** BEGIN Record extracts **

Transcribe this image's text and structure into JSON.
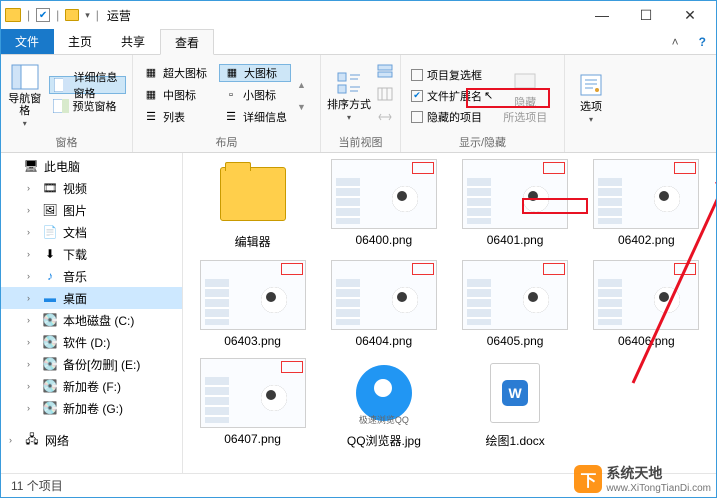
{
  "window": {
    "title": "运营",
    "min": "—",
    "max": "☐",
    "close": "✕"
  },
  "tabs": {
    "file": "文件",
    "home": "主页",
    "share": "共享",
    "view": "查看"
  },
  "ribbon": {
    "panes": {
      "nav_pane": "导航窗格",
      "details_pane": "详细信息窗格",
      "preview_pane": "预览窗格",
      "group": "窗格"
    },
    "layout": {
      "xlarge": "超大图标",
      "large": "大图标",
      "medium": "中图标",
      "small": "小图标",
      "list": "列表",
      "details": "详细信息",
      "group": "布局"
    },
    "current": {
      "sort": "排序方式",
      "group": "当前视图"
    },
    "showhide": {
      "checkboxes": "项目复选框",
      "extensions": "文件扩展名",
      "hidden": "隐藏的项目",
      "hide_btn": "隐藏",
      "hide_btn2": "所选项目",
      "group": "显示/隐藏"
    },
    "options": {
      "label": "选项"
    }
  },
  "tree": {
    "this_pc": "此电脑",
    "videos": "视频",
    "pictures": "图片",
    "documents": "文档",
    "downloads": "下载",
    "music": "音乐",
    "desktop": "桌面",
    "disk_c": "本地磁盘 (C:)",
    "disk_d": "软件 (D:)",
    "disk_e": "备份[勿删] (E:)",
    "disk_f": "新加卷 (F:)",
    "disk_g": "新加卷 (G:)",
    "network": "网络"
  },
  "files": [
    {
      "name": "编辑器",
      "kind": "folder"
    },
    {
      "name": "06400.png",
      "kind": "app"
    },
    {
      "name": "06401.png",
      "kind": "app"
    },
    {
      "name": "06402.png",
      "kind": "app"
    },
    {
      "name": "06403.png",
      "kind": "app"
    },
    {
      "name": "06404.png",
      "kind": "app"
    },
    {
      "name": "06405.png",
      "kind": "app"
    },
    {
      "name": "06406.png",
      "kind": "app"
    },
    {
      "name": "06407.png",
      "kind": "app"
    },
    {
      "name": "QQ浏览器.jpg",
      "kind": "qq"
    },
    {
      "name": "绘图1.docx",
      "kind": "doc"
    }
  ],
  "status": {
    "count": "11 个项目"
  },
  "watermark": {
    "name": "系统天地",
    "url": "www.XiTongTianDi.com"
  }
}
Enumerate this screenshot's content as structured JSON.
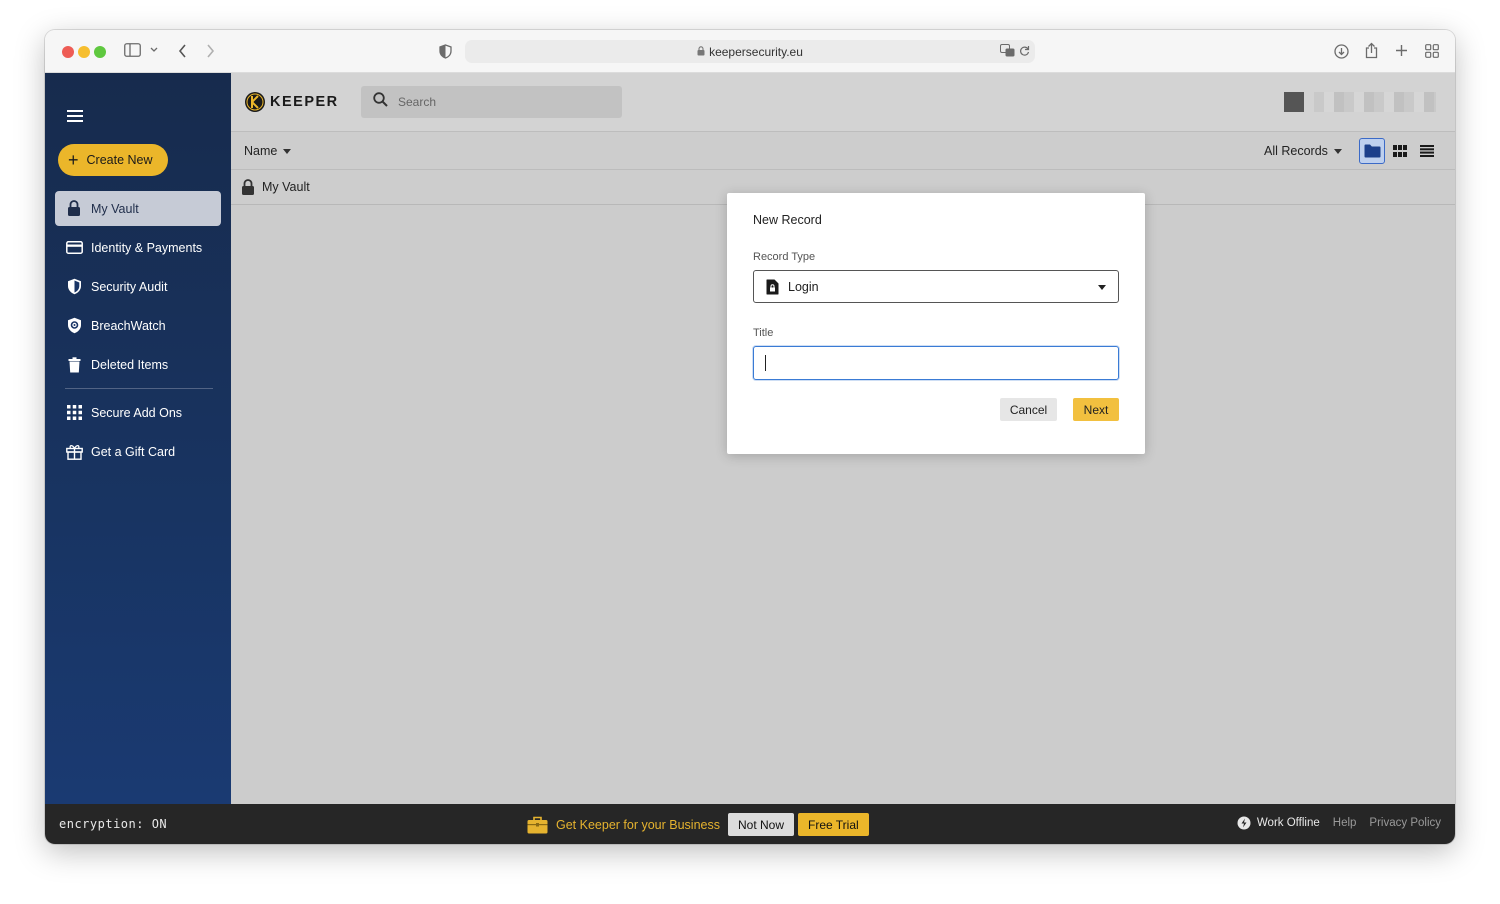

** END Record extracts **

Write out the whole listing exactly, and drop the pictures.

Transcribe this image's text and structure into JSON.
{
  "window": {
    "title": "运营",
    "min": "—",
    "max": "☐",
    "close": "✕"
  },
  "tabs": {
    "file": "文件",
    "home": "主页",
    "share": "共享",
    "view": "查看"
  },
  "ribbon": {
    "panes": {
      "nav_pane": "导航窗格",
      "details_pane": "详细信息窗格",
      "preview_pane": "预览窗格",
      "group": "窗格"
    },
    "layout": {
      "xlarge": "超大图标",
      "large": "大图标",
      "medium": "中图标",
      "small": "小图标",
      "list": "列表",
      "details": "详细信息",
      "group": "布局"
    },
    "current": {
      "sort": "排序方式",
      "group": "当前视图"
    },
    "showhide": {
      "checkboxes": "项目复选框",
      "extensions": "文件扩展名",
      "hidden": "隐藏的项目",
      "hide_btn": "隐藏",
      "hide_btn2": "所选项目",
      "group": "显示/隐藏"
    },
    "options": {
      "label": "选项"
    }
  },
  "tree": {
    "this_pc": "此电脑",
    "videos": "视频",
    "pictures": "图片",
    "documents": "文档",
    "downloads": "下载",
    "music": "音乐",
    "desktop": "桌面",
    "disk_c": "本地磁盘 (C:)",
    "disk_d": "软件 (D:)",
    "disk_e": "备份[勿删] (E:)",
    "disk_f": "新加卷 (F:)",
    "disk_g": "新加卷 (G:)",
    "network": "网络"
  },
  "files": [
    {
      "name": "编辑器",
      "kind": "folder"
    },
    {
      "name": "06400.png",
      "kind": "app"
    },
    {
      "name": "06401.png",
      "kind": "app"
    },
    {
      "name": "06402.png",
      "kind": "app"
    },
    {
      "name": "06403.png",
      "kind": "app"
    },
    {
      "name": "06404.png",
      "kind": "app"
    },
    {
      "name": "06405.png",
      "kind": "app"
    },
    {
      "name": "06406.png",
      "kind": "app"
    },
    {
      "name": "06407.png",
      "kind": "app"
    },
    {
      "name": "QQ浏览器.jpg",
      "kind": "qq"
    },
    {
      "name": "绘图1.docx",
      "kind": "doc"
    }
  ],
  "status": {
    "count": "11 个项目"
  },
  "watermark": {
    "name": "系统天地",
    "url": "www.XiTongTianDi.com"
  }
}
Enumerate this screenshot's content as structured JSON.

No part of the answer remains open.